**TO BE DONE**
Reproduce every entry exactly as shown.

--- Begin MATERIAL FOR THIS EXERCISE ---

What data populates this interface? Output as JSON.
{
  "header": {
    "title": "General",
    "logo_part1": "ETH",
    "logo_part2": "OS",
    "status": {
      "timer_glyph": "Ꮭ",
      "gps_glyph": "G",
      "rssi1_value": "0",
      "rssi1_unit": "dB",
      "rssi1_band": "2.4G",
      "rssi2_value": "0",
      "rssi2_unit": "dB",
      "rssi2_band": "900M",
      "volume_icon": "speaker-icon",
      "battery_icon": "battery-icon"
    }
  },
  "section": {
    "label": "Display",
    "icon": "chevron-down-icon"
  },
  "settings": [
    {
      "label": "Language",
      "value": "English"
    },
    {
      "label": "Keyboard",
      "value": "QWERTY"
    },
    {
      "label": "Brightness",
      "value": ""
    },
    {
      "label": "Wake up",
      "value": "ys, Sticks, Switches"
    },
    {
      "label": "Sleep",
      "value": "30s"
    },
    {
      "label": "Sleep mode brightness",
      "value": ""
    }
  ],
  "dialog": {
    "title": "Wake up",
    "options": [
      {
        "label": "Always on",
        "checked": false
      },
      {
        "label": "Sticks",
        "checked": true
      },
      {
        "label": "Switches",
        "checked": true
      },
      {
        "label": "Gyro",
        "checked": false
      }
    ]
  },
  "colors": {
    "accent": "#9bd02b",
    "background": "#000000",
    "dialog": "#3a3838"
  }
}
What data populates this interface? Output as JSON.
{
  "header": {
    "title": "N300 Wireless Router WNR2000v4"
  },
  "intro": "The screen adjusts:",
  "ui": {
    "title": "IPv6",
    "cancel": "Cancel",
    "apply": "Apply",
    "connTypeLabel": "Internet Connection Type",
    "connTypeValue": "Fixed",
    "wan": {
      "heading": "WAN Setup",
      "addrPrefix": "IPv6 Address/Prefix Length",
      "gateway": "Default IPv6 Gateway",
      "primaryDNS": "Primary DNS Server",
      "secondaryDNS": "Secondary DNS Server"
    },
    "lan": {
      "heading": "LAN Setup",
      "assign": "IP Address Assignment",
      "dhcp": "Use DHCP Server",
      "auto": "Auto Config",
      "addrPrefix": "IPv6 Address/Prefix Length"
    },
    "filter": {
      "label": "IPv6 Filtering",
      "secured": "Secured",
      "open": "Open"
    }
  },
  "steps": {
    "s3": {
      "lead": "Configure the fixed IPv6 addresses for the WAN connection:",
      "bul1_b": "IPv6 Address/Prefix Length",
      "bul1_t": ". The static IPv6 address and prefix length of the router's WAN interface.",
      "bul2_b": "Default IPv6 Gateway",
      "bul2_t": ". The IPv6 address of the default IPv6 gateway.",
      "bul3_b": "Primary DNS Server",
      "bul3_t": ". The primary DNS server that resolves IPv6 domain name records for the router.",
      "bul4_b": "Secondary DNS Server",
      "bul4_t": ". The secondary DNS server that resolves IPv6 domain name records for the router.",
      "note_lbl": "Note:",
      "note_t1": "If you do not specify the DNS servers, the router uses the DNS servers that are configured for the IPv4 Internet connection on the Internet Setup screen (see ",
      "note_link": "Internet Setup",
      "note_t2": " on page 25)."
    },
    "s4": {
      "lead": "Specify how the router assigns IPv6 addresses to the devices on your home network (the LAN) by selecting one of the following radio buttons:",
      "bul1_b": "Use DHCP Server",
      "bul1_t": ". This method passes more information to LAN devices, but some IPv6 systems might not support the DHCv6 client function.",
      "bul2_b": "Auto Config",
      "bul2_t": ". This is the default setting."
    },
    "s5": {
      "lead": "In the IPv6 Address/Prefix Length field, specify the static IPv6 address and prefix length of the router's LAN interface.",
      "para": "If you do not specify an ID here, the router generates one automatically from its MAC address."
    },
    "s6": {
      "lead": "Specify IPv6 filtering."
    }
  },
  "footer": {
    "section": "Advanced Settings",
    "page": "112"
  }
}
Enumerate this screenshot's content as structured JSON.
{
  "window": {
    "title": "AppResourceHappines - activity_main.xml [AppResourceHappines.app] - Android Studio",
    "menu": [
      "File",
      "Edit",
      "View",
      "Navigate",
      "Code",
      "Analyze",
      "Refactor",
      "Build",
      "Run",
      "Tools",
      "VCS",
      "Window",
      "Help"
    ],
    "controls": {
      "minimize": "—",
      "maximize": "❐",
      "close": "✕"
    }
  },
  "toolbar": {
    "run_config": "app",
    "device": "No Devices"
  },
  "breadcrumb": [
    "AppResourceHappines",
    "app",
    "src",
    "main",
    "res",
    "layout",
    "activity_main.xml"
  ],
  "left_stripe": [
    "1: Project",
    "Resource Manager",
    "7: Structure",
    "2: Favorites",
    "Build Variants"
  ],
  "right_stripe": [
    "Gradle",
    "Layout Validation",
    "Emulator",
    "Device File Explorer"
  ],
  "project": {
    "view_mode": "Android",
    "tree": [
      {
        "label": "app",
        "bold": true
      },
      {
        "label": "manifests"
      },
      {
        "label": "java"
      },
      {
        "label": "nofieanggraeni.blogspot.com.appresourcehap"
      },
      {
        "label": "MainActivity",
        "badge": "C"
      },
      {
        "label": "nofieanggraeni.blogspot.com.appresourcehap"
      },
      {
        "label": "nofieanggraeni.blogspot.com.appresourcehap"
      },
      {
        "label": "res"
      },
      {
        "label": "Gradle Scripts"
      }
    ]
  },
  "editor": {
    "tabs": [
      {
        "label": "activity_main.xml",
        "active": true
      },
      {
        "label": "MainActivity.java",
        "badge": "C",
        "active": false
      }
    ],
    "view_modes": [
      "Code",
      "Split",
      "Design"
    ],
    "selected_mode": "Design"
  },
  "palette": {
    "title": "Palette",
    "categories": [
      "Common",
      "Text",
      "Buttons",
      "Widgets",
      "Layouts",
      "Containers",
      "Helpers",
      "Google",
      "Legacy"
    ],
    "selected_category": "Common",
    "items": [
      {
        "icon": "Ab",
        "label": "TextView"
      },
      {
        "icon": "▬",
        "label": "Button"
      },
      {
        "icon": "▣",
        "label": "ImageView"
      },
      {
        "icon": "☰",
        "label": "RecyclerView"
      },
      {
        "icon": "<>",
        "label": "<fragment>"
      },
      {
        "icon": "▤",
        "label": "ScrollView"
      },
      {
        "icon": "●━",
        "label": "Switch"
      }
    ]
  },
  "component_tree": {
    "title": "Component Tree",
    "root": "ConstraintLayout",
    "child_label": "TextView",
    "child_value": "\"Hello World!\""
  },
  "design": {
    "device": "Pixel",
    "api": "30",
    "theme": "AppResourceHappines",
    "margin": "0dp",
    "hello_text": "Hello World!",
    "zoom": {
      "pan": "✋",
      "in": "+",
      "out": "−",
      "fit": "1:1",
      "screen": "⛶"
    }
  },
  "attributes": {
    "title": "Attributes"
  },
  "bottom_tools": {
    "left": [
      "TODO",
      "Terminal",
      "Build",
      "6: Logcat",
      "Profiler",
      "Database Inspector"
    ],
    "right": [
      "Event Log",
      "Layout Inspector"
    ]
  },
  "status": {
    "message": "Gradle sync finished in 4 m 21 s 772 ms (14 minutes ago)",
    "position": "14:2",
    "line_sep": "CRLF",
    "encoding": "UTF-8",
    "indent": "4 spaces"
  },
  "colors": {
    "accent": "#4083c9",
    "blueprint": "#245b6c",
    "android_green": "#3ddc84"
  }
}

--- End MATERIAL FOR THIS EXERCISE ---

**TASK RESPONSE**
What data populates this interface? Output as JSON.
{
  "header": {
    "title": "General",
    "logo_part1": "ETH",
    "logo_part2": "OS",
    "status": {
      "timer_glyph": "Ꮭ",
      "gps_glyph": "G",
      "rssi1_value": "0",
      "rssi1_unit": "dB",
      "rssi1_band": "2.4G",
      "rssi2_value": "0",
      "rssi2_unit": "dB",
      "rssi2_band": "900M",
      "volume_icon": "speaker-icon",
      "battery_icon": "battery-icon"
    }
  },
  "section": {
    "label": "Display",
    "icon": "chevron-down-icon"
  },
  "settings": [
    {
      "label": "Language",
      "value": "English"
    },
    {
      "label": "Keyboard",
      "value": "QWERTY"
    },
    {
      "label": "Brightness",
      "value": ""
    },
    {
      "label": "Wake up",
      "value": "ys, Sticks, Switches"
    },
    {
      "label": "Sleep",
      "value": "30s"
    },
    {
      "label": "Sleep mode brightness",
      "value": ""
    }
  ],
  "dialog": {
    "title": "Wake up",
    "options": [
      {
        "label": "Always on",
        "checked": false
      },
      {
        "label": "Sticks",
        "checked": true
      },
      {
        "label": "Switches",
        "checked": true
      },
      {
        "label": "Gyro",
        "checked": false
      }
    ]
  },
  "colors": {
    "accent": "#9bd02b",
    "background": "#000000",
    "dialog": "#3a3838"
  }
}
What data populates this interface? Output as JSON.
{
  "header": {
    "title": "N300 Wireless Router WNR2000v4"
  },
  "intro": "The screen adjusts:",
  "ui": {
    "title": "IPv6",
    "cancel": "Cancel",
    "apply": "Apply",
    "connTypeLabel": "Internet Connection Type",
    "connTypeValue": "Fixed",
    "wan": {
      "heading": "WAN Setup",
      "addrPrefix": "IPv6 Address/Prefix Length",
      "gateway": "Default IPv6 Gateway",
      "primaryDNS": "Primary DNS Server",
      "secondaryDNS": "Secondary DNS Server"
    },
    "lan": {
      "heading": "LAN Setup",
      "assign": "IP Address Assignment",
      "dhcp": "Use DHCP Server",
      "auto": "Auto Config",
      "addrPrefix": "IPv6 Address/Prefix Length"
    },
    "filter": {
      "label": "IPv6 Filtering",
      "secured": "Secured",
      "open": "Open"
    }
  },
  "steps": {
    "s3": {
      "lead": "Configure the fixed IPv6 addresses for the WAN connection:",
      "bul1_b": "IPv6 Address/Prefix Length",
      "bul1_t": ". The static IPv6 address and prefix length of the router's WAN interface.",
      "bul2_b": "Default IPv6 Gateway",
      "bul2_t": ". The IPv6 address of the default IPv6 gateway.",
      "bul3_b": "Primary DNS Server",
      "bul3_t": ". The primary DNS server that resolves IPv6 domain name records for the router.",
      "bul4_b": "Secondary DNS Server",
      "bul4_t": ". The secondary DNS server that resolves IPv6 domain name records for the router.",
      "note_lbl": "Note:",
      "note_t1": "If you do not specify the DNS servers, the router uses the DNS servers that are configured for the IPv4 Internet connection on the Internet Setup screen (see ",
      "note_link": "Internet Setup",
      "note_t2": " on page 25)."
    },
    "s4": {
      "lead": "Specify how the router assigns IPv6 addresses to the devices on your home network (the LAN) by selecting one of the following radio buttons:",
      "bul1_b": "Use DHCP Server",
      "bul1_t": ". This method passes more information to LAN devices, but some IPv6 systems might not support the DHCv6 client function.",
      "bul2_b": "Auto Config",
      "bul2_t": ". This is the default setting."
    },
    "s5": {
      "lead": "In the IPv6 Address/Prefix Length field, specify the static IPv6 address and prefix length of the router's LAN interface.",
      "para": "If you do not specify an ID here, the router generates one automatically from its MAC address."
    },
    "s6": {
      "lead": "Specify IPv6 filtering."
    }
  },
  "footer": {
    "section": "Advanced Settings",
    "page": "112"
  }
}
Enumerate this screenshot's content as structured JSON.
{
  "window": {
    "title": "AppResourceHappines - activity_main.xml [AppResourceHappines.app] - Android Studio",
    "menu": [
      "File",
      "Edit",
      "View",
      "Navigate",
      "Code",
      "Analyze",
      "Refactor",
      "Build",
      "Run",
      "Tools",
      "VCS",
      "Window",
      "Help"
    ],
    "controls": {
      "minimize": "—",
      "maximize": "❐",
      "close": "✕"
    }
  },
  "toolbar": {
    "run_config": "app",
    "device": "No Devices"
  },
  "breadcrumb": [
    "AppResourceHappines",
    "app",
    "src",
    "main",
    "res",
    "layout",
    "activity_main.xml"
  ],
  "left_stripe": [
    "1: Project",
    "Resource Manager",
    "7: Structure",
    "2: Favorites",
    "Build Variants"
  ],
  "right_stripe": [
    "Gradle",
    "Layout Validation",
    "Emulator",
    "Device File Explorer"
  ],
  "project": {
    "view_mode": "Android",
    "tree": [
      {
        "label": "app",
        "bold": true
      },
      {
        "label": "manifests"
      },
      {
        "label": "java"
      },
      {
        "label": "nofieanggraeni.blogspot.com.appresourcehap"
      },
      {
        "label": "MainActivity",
        "badge": "C"
      },
      {
        "label": "nofieanggraeni.blogspot.com.appresourcehap"
      },
      {
        "label": "nofieanggraeni.blogspot.com.appresourcehap"
      },
      {
        "label": "res"
      },
      {
        "label": "Gradle Scripts"
      }
    ]
  },
  "editor": {
    "tabs": [
      {
        "label": "activity_main.xml",
        "active": true
      },
      {
        "label": "MainActivity.java",
        "badge": "C",
        "active": false
      }
    ],
    "view_modes": [
      "Code",
      "Split",
      "Design"
    ],
    "selected_mode": "Design"
  },
  "palette": {
    "title": "Palette",
    "categories": [
      "Common",
      "Text",
      "Buttons",
      "Widgets",
      "Layouts",
      "Containers",
      "Helpers",
      "Google",
      "Legacy"
    ],
    "selected_category": "Common",
    "items": [
      {
        "icon": "Ab",
        "label": "TextView"
      },
      {
        "icon": "▬",
        "label": "Button"
      },
      {
        "icon": "▣",
        "label": "ImageView"
      },
      {
        "icon": "☰",
        "label": "RecyclerView"
      },
      {
        "icon": "<>",
        "label": "<fragment>"
      },
      {
        "icon": "▤",
        "label": "ScrollView"
      },
      {
        "icon": "●━",
        "label": "Switch"
      }
    ]
  },
  "component_tree": {
    "title": "Component Tree",
    "root": "ConstraintLayout",
    "child_label": "TextView",
    "child_value": "\"Hello World!\""
  },
  "design": {
    "device": "Pixel",
    "api": "30",
    "theme": "AppResourceHappines",
    "margin": "0dp",
    "hello_text": "Hello World!",
    "zoom": {
      "pan": "✋",
      "in": "+",
      "out": "−",
      "fit": "1:1",
      "screen": "⛶"
    }
  },
  "attributes": {
    "title": "Attributes"
  },
  "bottom_tools": {
    "left": [
      "TODO",
      "Terminal",
      "Build",
      "6: Logcat",
      "Profiler",
      "Database Inspector"
    ],
    "right": [
      "Event Log",
      "Layout Inspector"
    ]
  },
  "status": {
    "message": "Gradle sync finished in 4 m 21 s 772 ms (14 minutes ago)",
    "position": "14:2",
    "line_sep": "CRLF",
    "encoding": "UTF-8",
    "indent": "4 spaces"
  },
  "colors": {
    "accent": "#4083c9",
    "blueprint": "#245b6c",
    "android_green": "#3ddc84"
  }
}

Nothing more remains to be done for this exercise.